** Begin DATA TO USE **

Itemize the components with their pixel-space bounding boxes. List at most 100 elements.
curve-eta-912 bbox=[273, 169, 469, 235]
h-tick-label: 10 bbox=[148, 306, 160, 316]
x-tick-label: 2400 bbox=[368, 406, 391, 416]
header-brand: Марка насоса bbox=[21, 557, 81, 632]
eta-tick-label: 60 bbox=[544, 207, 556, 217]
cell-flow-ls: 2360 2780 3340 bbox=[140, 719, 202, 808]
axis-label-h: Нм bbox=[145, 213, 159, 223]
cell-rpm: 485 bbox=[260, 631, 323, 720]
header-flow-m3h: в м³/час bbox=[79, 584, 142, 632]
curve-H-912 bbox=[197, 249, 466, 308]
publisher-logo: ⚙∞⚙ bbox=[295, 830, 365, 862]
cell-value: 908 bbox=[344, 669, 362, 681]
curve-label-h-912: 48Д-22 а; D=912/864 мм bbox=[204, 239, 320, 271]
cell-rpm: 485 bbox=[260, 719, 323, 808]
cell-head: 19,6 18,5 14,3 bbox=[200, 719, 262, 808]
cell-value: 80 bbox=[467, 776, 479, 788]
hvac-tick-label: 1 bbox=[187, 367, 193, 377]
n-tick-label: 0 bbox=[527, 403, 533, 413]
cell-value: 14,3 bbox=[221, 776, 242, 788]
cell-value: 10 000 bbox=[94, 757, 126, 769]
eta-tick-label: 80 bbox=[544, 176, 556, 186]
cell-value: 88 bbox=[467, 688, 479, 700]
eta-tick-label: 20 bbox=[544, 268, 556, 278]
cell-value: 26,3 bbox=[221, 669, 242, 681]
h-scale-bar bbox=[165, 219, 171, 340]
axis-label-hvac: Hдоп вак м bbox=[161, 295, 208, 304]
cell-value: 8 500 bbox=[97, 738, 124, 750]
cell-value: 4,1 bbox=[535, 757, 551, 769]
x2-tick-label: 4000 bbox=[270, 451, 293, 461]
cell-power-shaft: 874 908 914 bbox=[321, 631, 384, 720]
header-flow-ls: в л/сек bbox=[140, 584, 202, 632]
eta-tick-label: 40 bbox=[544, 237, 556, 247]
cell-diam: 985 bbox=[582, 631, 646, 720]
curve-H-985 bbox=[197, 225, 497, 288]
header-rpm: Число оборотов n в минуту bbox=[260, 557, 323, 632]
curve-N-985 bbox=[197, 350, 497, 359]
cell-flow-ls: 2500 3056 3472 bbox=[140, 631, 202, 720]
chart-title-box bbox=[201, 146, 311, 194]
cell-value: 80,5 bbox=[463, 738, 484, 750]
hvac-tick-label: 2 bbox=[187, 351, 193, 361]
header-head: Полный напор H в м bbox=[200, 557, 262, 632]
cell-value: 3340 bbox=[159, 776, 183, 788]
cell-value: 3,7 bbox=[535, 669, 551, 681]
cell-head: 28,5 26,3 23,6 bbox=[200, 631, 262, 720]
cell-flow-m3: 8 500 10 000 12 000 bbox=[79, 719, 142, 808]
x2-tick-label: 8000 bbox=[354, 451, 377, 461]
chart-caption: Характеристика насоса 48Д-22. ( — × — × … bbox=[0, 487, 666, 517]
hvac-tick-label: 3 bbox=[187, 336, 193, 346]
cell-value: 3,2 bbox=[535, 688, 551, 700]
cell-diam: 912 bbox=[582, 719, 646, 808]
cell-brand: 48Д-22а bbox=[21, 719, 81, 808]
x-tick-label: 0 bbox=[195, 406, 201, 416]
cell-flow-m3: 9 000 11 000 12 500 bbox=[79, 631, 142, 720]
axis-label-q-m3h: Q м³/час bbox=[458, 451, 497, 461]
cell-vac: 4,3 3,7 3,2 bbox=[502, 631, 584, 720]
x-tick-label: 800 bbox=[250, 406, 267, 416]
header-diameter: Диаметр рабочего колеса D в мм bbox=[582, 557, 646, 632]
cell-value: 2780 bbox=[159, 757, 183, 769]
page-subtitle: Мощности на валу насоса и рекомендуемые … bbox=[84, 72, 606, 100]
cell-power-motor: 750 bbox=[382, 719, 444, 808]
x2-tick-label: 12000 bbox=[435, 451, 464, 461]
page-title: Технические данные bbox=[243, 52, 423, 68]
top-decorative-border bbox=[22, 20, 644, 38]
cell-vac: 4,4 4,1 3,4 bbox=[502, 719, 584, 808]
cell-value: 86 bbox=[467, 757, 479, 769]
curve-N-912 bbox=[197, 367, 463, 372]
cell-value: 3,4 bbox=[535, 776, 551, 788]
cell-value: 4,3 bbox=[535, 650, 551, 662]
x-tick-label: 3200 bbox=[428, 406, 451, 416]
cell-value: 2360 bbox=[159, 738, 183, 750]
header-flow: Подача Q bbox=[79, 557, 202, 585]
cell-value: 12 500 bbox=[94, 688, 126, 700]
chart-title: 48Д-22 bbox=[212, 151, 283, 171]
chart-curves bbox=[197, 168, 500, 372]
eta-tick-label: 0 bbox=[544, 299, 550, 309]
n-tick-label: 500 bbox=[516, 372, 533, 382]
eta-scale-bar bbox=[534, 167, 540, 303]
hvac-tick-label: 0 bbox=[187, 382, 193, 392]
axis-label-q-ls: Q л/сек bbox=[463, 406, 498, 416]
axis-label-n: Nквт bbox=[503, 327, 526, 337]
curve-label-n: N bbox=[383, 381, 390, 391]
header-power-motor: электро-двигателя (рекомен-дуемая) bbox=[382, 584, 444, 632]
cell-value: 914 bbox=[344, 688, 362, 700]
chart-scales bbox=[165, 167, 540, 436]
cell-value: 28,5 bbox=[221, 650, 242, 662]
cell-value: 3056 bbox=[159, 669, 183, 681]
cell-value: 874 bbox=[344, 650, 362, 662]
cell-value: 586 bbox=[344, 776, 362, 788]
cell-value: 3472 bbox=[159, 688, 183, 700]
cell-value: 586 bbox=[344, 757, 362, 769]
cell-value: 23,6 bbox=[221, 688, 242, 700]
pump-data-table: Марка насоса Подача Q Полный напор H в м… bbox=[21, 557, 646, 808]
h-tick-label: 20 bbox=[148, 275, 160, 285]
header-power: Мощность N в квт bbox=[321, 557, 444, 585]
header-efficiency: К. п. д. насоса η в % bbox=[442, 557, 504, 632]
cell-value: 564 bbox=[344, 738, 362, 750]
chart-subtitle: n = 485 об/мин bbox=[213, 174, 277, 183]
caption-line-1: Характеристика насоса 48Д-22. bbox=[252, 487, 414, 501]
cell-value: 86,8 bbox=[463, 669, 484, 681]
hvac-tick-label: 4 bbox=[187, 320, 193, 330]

** End DATA TO USE **

WHAT IS EXPECTED
Can you return each line of the entries above unchanged, character for character?

SOLUTION FOR THIS EXERCISE
Itemize the components with their pixel-space bounding boxes. List at most 100 elements.
curve-eta-912 bbox=[273, 169, 469, 235]
h-tick-label: 10 bbox=[148, 306, 160, 316]
x-tick-label: 2400 bbox=[368, 406, 391, 416]
header-brand: Марка насоса bbox=[21, 557, 81, 632]
eta-tick-label: 60 bbox=[544, 207, 556, 217]
cell-flow-ls: 2360 2780 3340 bbox=[140, 719, 202, 808]
axis-label-h: Нм bbox=[145, 213, 159, 223]
cell-rpm: 485 bbox=[260, 631, 323, 720]
header-flow-m3h: в м³/час bbox=[79, 584, 142, 632]
curve-H-912 bbox=[197, 249, 466, 308]
publisher-logo: ⚙∞⚙ bbox=[295, 830, 365, 862]
cell-value: 908 bbox=[344, 669, 362, 681]
curve-label-h-912: 48Д-22 а; D=912/864 мм bbox=[204, 239, 320, 271]
cell-rpm: 485 bbox=[260, 719, 323, 808]
cell-head: 19,6 18,5 14,3 bbox=[200, 719, 262, 808]
cell-value: 80 bbox=[467, 776, 479, 788]
hvac-tick-label: 1 bbox=[187, 367, 193, 377]
n-tick-label: 0 bbox=[527, 403, 533, 413]
cell-value: 14,3 bbox=[221, 776, 242, 788]
cell-value: 10 000 bbox=[94, 757, 126, 769]
eta-tick-label: 80 bbox=[544, 176, 556, 186]
cell-value: 88 bbox=[467, 688, 479, 700]
eta-tick-label: 20 bbox=[544, 268, 556, 278]
cell-value: 26,3 bbox=[221, 669, 242, 681]
h-scale-bar bbox=[165, 219, 171, 340]
axis-label-hvac: Hдоп вак м bbox=[161, 295, 208, 304]
cell-value: 8 500 bbox=[97, 738, 124, 750]
cell-value: 4,1 bbox=[535, 757, 551, 769]
x2-tick-label: 4000 bbox=[270, 451, 293, 461]
cell-power-shaft: 874 908 914 bbox=[321, 631, 384, 720]
header-flow-ls: в л/сек bbox=[140, 584, 202, 632]
eta-tick-label: 40 bbox=[544, 237, 556, 247]
cell-diam: 985 bbox=[582, 631, 646, 720]
curve-H-985 bbox=[197, 225, 497, 288]
header-rpm: Число оборотов n в минуту bbox=[260, 557, 323, 632]
curve-N-985 bbox=[197, 350, 497, 359]
cell-flow-ls: 2500 3056 3472 bbox=[140, 631, 202, 720]
chart-title-box bbox=[201, 146, 311, 194]
cell-value: 80,5 bbox=[463, 738, 484, 750]
hvac-tick-label: 2 bbox=[187, 351, 193, 361]
header-head: Полный напор H в м bbox=[200, 557, 262, 632]
cell-value: 3340 bbox=[159, 776, 183, 788]
cell-value: 3,7 bbox=[535, 669, 551, 681]
cell-head: 28,5 26,3 23,6 bbox=[200, 631, 262, 720]
cell-flow-m3: 8 500 10 000 12 000 bbox=[79, 719, 142, 808]
x2-tick-label: 8000 bbox=[354, 451, 377, 461]
chart-caption: Характеристика насоса 48Д-22. ( — × — × … bbox=[0, 487, 666, 517]
hvac-tick-label: 3 bbox=[187, 336, 193, 346]
cell-value: 3,2 bbox=[535, 688, 551, 700]
cell-diam: 912 bbox=[582, 719, 646, 808]
cell-brand: 48Д-22а bbox=[21, 719, 81, 808]
x-tick-label: 0 bbox=[195, 406, 201, 416]
cell-flow-m3: 9 000 11 000 12 500 bbox=[79, 631, 142, 720]
axis-label-q-m3h: Q м³/час bbox=[458, 451, 497, 461]
cell-vac: 4,3 3,7 3,2 bbox=[502, 631, 584, 720]
x-tick-label: 800 bbox=[250, 406, 267, 416]
header-diameter: Диаметр рабочего колеса D в мм bbox=[582, 557, 646, 632]
cell-value: 2780 bbox=[159, 757, 183, 769]
page-subtitle: Мощности на валу насоса и рекомендуемые … bbox=[84, 72, 606, 100]
cell-power-motor: 750 bbox=[382, 719, 444, 808]
x2-tick-label: 12000 bbox=[435, 451, 464, 461]
page-title: Технические данные bbox=[243, 52, 423, 68]
top-decorative-border bbox=[22, 20, 644, 38]
cell-vac: 4,4 4,1 3,4 bbox=[502, 719, 584, 808]
cell-value: 86 bbox=[467, 757, 479, 769]
curve-N-912 bbox=[197, 367, 463, 372]
cell-value: 3,4 bbox=[535, 776, 551, 788]
cell-value: 4,3 bbox=[535, 650, 551, 662]
x-tick-label: 3200 bbox=[428, 406, 451, 416]
cell-value: 2360 bbox=[159, 738, 183, 750]
header-flow: Подача Q bbox=[79, 557, 202, 585]
cell-value: 12 500 bbox=[94, 688, 126, 700]
chart-title: 48Д-22 bbox=[212, 151, 283, 171]
chart-curves bbox=[197, 168, 500, 372]
eta-tick-label: 0 bbox=[544, 299, 550, 309]
n-tick-label: 500 bbox=[516, 372, 533, 382]
eta-scale-bar bbox=[534, 167, 540, 303]
hvac-tick-label: 0 bbox=[187, 382, 193, 392]
axis-label-q-ls: Q л/сек bbox=[463, 406, 498, 416]
axis-label-n: Nквт bbox=[503, 327, 526, 337]
curve-label-n: N bbox=[383, 381, 390, 391]
header-power-motor: электро-двигателя (рекомен-дуемая) bbox=[382, 584, 444, 632]
cell-value: 914 bbox=[344, 688, 362, 700]
chart-scales bbox=[165, 167, 540, 436]
cell-value: 28,5 bbox=[221, 650, 242, 662]
cell-value: 3056 bbox=[159, 669, 183, 681]
cell-value: 874 bbox=[344, 650, 362, 662]
cell-value: 586 bbox=[344, 776, 362, 788]
cell-value: 3472 bbox=[159, 688, 183, 700]
cell-value: 586 bbox=[344, 757, 362, 769]
cell-value: 23,6 bbox=[221, 688, 242, 700]
pump-data-table: Марка насоса Подача Q Полный напор H в м… bbox=[21, 557, 646, 808]
h-tick-label: 20 bbox=[148, 275, 160, 285]
header-power: Мощность N в квт bbox=[321, 557, 444, 585]
header-efficiency: К. п. д. насоса η в % bbox=[442, 557, 504, 632]
cell-value: 564 bbox=[344, 738, 362, 750]
chart-subtitle: n = 485 об/мин bbox=[213, 174, 277, 183]
caption-line-1: Характеристика насоса 48Д-22. bbox=[252, 487, 414, 501]
cell-value: 86,8 bbox=[463, 669, 484, 681]
hvac-tick-label: 4 bbox=[187, 320, 193, 330]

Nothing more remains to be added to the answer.